_Short task:_
Repeat every record exactly, but keep images out of the copy.

— START Input for this task —

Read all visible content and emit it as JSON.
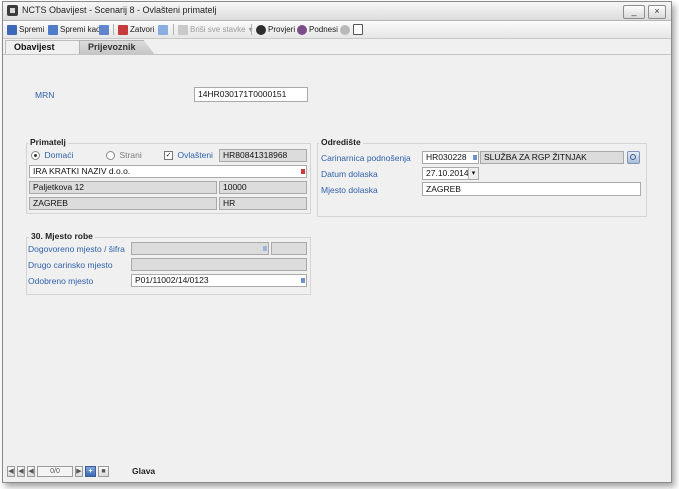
{
  "window": {
    "title": "NCTS Obavijest - Scenarij 8 - Ovlašteni primatelj",
    "min_label": "_",
    "close_label": "×"
  },
  "toolbar": {
    "save": "Spremi",
    "save_as": "Spremi kao",
    "close": "Zatvori",
    "delete_all": "Briši sve stavke",
    "dropdown_glyph": "▾",
    "check": "Provjeri",
    "submit": "Podnesi"
  },
  "tabs": [
    "Obavijest",
    "Prijevoznik"
  ],
  "mrn": {
    "label": "MRN",
    "value": "14HR030171T0000151"
  },
  "primatelj": {
    "title": "Primatelj",
    "radio_domaci": "Domaći",
    "radio_strani": "Strani",
    "check_ovlasteni": "Ovlašteni",
    "check_mark": "✓",
    "id_number": "HR80841318968",
    "name": "IRA KRATKI NAZIV d.o.o.",
    "street": "Paljetkova 12",
    "postcode": "10000",
    "city": "ZAGREB",
    "country": "HR"
  },
  "odrediste": {
    "title": "Odredište",
    "customs_office_label": "Carinarnica podnošenja",
    "customs_office_code": "HR030228",
    "customs_office_name": "SLUŽBA ZA RGP ŽITNJAK",
    "arrival_date_label": "Datum dolaska",
    "arrival_date": "27.10.2014.",
    "arrival_place_label": "Mjesto dolaska",
    "arrival_place": "ZAGREB"
  },
  "mjesto_robe": {
    "title": "30. Mjesto robe",
    "agreed_label": "Dogovoreno mjesto / šifra",
    "other_customs_label": "Drugo carinsko mjesto",
    "approved_label": "Odobreno mjesto",
    "approved_value": "P01/11002/14/0123"
  },
  "navigation": {
    "counter": "0/0",
    "section_label": "Glava",
    "plus": "+"
  },
  "colors": {
    "label_blue": "#2e5fa8",
    "required_marker": "#cc3b3b",
    "lookup_marker": "#6e92c8",
    "readonly_bg": "#dcdcdc"
  }
}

— END Input for this task —

_Output of the exercise:_
Read all visible content and emit it as JSON.
{
  "window": {
    "title": "NCTS Obavijest - Scenarij 8 - Ovlašteni primatelj",
    "min_label": "_",
    "close_label": "×"
  },
  "toolbar": {
    "save": "Spremi",
    "save_as": "Spremi kao",
    "close": "Zatvori",
    "delete_all": "Briši sve stavke",
    "dropdown_glyph": "▾",
    "check": "Provjeri",
    "submit": "Podnesi"
  },
  "tabs": [
    "Obavijest",
    "Prijevoznik"
  ],
  "mrn": {
    "label": "MRN",
    "value": "14HR030171T0000151"
  },
  "primatelj": {
    "title": "Primatelj",
    "radio_domaci": "Domaći",
    "radio_strani": "Strani",
    "check_ovlasteni": "Ovlašteni",
    "check_mark": "✓",
    "id_number": "HR80841318968",
    "name": "IRA KRATKI NAZIV d.o.o.",
    "street": "Paljetkova 12",
    "postcode": "10000",
    "city": "ZAGREB",
    "country": "HR"
  },
  "odrediste": {
    "title": "Odredište",
    "customs_office_label": "Carinarnica podnošenja",
    "customs_office_code": "HR030228",
    "customs_office_name": "SLUŽBA ZA RGP ŽITNJAK",
    "arrival_date_label": "Datum dolaska",
    "arrival_date": "27.10.2014.",
    "arrival_place_label": "Mjesto dolaska",
    "arrival_place": "ZAGREB"
  },
  "mjesto_robe": {
    "title": "30. Mjesto robe",
    "agreed_label": "Dogovoreno mjesto / šifra",
    "other_customs_label": "Drugo carinsko mjesto",
    "approved_label": "Odobreno mjesto",
    "approved_value": "P01/11002/14/0123"
  },
  "navigation": {
    "counter": "0/0",
    "section_label": "Glava",
    "plus": "+"
  },
  "colors": {
    "label_blue": "#2e5fa8",
    "required_marker": "#cc3b3b",
    "lookup_marker": "#6e92c8",
    "readonly_bg": "#dcdcdc"
  }
}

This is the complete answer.